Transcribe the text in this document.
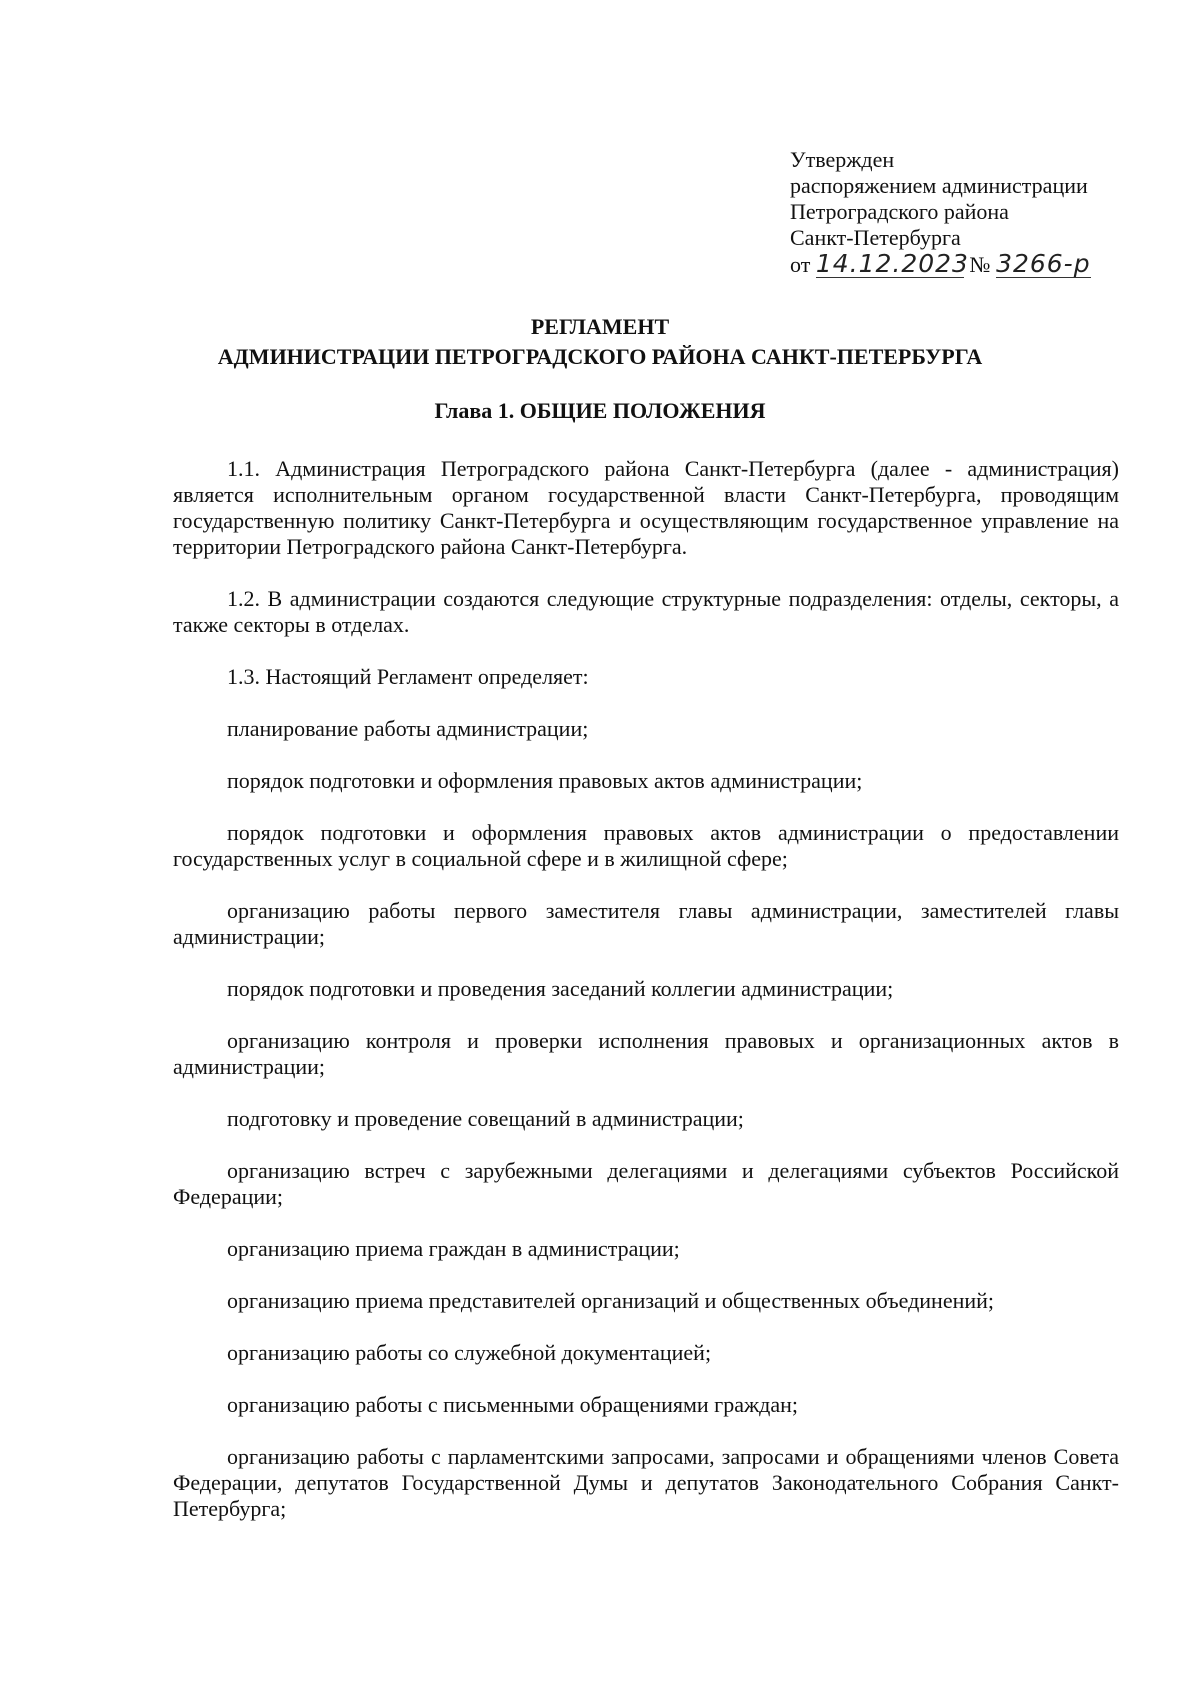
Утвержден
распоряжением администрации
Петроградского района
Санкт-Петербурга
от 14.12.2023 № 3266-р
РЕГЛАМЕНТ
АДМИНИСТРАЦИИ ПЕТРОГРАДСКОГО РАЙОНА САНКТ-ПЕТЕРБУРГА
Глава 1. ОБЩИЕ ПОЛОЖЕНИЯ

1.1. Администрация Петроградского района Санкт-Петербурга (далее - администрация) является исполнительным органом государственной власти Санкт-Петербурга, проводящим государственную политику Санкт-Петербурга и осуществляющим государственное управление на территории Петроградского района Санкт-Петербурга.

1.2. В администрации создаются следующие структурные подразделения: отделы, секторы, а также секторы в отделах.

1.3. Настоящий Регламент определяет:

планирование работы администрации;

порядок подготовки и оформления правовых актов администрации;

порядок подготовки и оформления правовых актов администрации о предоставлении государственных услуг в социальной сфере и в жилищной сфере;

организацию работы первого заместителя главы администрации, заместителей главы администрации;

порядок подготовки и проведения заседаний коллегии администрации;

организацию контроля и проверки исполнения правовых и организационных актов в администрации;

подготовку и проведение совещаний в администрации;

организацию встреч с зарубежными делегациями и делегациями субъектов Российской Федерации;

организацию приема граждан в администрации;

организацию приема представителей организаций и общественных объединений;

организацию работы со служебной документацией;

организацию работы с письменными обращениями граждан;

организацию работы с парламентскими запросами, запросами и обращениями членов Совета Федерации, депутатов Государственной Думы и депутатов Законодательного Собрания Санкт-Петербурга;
+++
▶ _PROBLEM TO WORK ON_
The data should be printed again unchanged; leave its pictures out.

▶ _OUTPUT BELOW_
Transcribe the text in this document.
Утвержден
распоряжением администрации
Петроградского района
Санкт-Петербурга
от 14.12.2023 № 3266-р
РЕГЛАМЕНТ
АДМИНИСТРАЦИИ ПЕТРОГРАДСКОГО РАЙОНА САНКТ-ПЕТЕРБУРГА
Глава 1. ОБЩИЕ ПОЛОЖЕНИЯ

1.1. Администрация Петроградского района Санкт-Петербурга (далее - администрация) является исполнительным органом государственной власти Санкт-Петербурга, проводящим государственную политику Санкт-Петербурга и осуществляющим государственное управление на территории Петроградского района Санкт-Петербурга.

1.2. В администрации создаются следующие структурные подразделения: отделы, секторы, а также секторы в отделах.

1.3. Настоящий Регламент определяет:

планирование работы администрации;

порядок подготовки и оформления правовых актов администрации;

порядок подготовки и оформления правовых актов администрации о предоставлении государственных услуг в социальной сфере и в жилищной сфере;

организацию работы первого заместителя главы администрации, заместителей главы администрации;

порядок подготовки и проведения заседаний коллегии администрации;

организацию контроля и проверки исполнения правовых и организационных актов в администрации;

подготовку и проведение совещаний в администрации;

организацию встреч с зарубежными делегациями и делегациями субъектов Российской Федерации;

организацию приема граждан в администрации;

организацию приема представителей организаций и общественных объединений;

организацию работы со служебной документацией;

организацию работы с письменными обращениями граждан;

организацию работы с парламентскими запросами, запросами и обращениями членов Совета Федерации, депутатов Государственной Думы и депутатов Законодательного Собрания Санкт-Петербурга;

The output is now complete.